### REQUIRED TASK
Set down the material below in full, matching it exactly.

### GIVEN RECORDS
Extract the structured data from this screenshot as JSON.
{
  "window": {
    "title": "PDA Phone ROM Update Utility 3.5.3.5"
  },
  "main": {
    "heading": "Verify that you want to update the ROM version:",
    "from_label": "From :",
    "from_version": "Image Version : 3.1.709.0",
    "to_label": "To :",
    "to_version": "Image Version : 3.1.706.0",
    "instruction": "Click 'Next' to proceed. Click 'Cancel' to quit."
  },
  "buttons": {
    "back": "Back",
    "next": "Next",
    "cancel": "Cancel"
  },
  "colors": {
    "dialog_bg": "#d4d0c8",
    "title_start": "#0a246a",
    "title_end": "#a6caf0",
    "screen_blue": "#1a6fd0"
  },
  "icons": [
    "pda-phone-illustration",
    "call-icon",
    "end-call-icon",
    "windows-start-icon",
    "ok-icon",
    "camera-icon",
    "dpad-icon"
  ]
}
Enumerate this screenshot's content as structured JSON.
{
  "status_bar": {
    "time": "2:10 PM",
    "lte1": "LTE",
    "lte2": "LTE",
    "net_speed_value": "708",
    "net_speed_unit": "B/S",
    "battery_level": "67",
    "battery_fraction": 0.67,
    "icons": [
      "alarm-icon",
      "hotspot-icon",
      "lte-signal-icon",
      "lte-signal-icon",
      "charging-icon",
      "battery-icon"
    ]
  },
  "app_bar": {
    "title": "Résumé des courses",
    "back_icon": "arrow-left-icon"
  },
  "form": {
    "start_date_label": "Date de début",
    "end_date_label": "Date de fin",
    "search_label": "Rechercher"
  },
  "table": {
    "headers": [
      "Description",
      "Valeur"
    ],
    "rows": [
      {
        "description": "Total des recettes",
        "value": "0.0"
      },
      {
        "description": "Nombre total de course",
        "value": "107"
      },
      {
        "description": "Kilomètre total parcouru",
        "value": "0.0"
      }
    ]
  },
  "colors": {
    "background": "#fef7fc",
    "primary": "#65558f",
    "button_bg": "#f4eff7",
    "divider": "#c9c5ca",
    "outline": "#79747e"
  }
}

### FINAL RESULT
Extract the structured data from this screenshot as JSON.
{
  "window": {
    "title": "PDA Phone ROM Update Utility 3.5.3.5"
  },
  "main": {
    "heading": "Verify that you want to update the ROM version:",
    "from_label": "From :",
    "from_version": "Image Version : 3.1.709.0",
    "to_label": "To :",
    "to_version": "Image Version : 3.1.706.0",
    "instruction": "Click 'Next' to proceed. Click 'Cancel' to quit."
  },
  "buttons": {
    "back": "Back",
    "next": "Next",
    "cancel": "Cancel"
  },
  "colors": {
    "dialog_bg": "#d4d0c8",
    "title_start": "#0a246a",
    "title_end": "#a6caf0",
    "screen_blue": "#1a6fd0"
  },
  "icons": [
    "pda-phone-illustration",
    "call-icon",
    "end-call-icon",
    "windows-start-icon",
    "ok-icon",
    "camera-icon",
    "dpad-icon"
  ]
}
Enumerate this screenshot's content as structured JSON.
{
  "status_bar": {
    "time": "2:10 PM",
    "lte1": "LTE",
    "lte2": "LTE",
    "net_speed_value": "708",
    "net_speed_unit": "B/S",
    "battery_level": "67",
    "battery_fraction": 0.67,
    "icons": [
      "alarm-icon",
      "hotspot-icon",
      "lte-signal-icon",
      "lte-signal-icon",
      "charging-icon",
      "battery-icon"
    ]
  },
  "app_bar": {
    "title": "Résumé des courses",
    "back_icon": "arrow-left-icon"
  },
  "form": {
    "start_date_label": "Date de début",
    "end_date_label": "Date de fin",
    "search_label": "Rechercher"
  },
  "table": {
    "headers": [
      "Description",
      "Valeur"
    ],
    "rows": [
      {
        "description": "Total des recettes",
        "value": "0.0"
      },
      {
        "description": "Nombre total de course",
        "value": "107"
      },
      {
        "description": "Kilomètre total parcouru",
        "value": "0.0"
      }
    ]
  },
  "colors": {
    "background": "#fef7fc",
    "primary": "#65558f",
    "button_bg": "#f4eff7",
    "divider": "#c9c5ca",
    "outline": "#79747e"
  }
}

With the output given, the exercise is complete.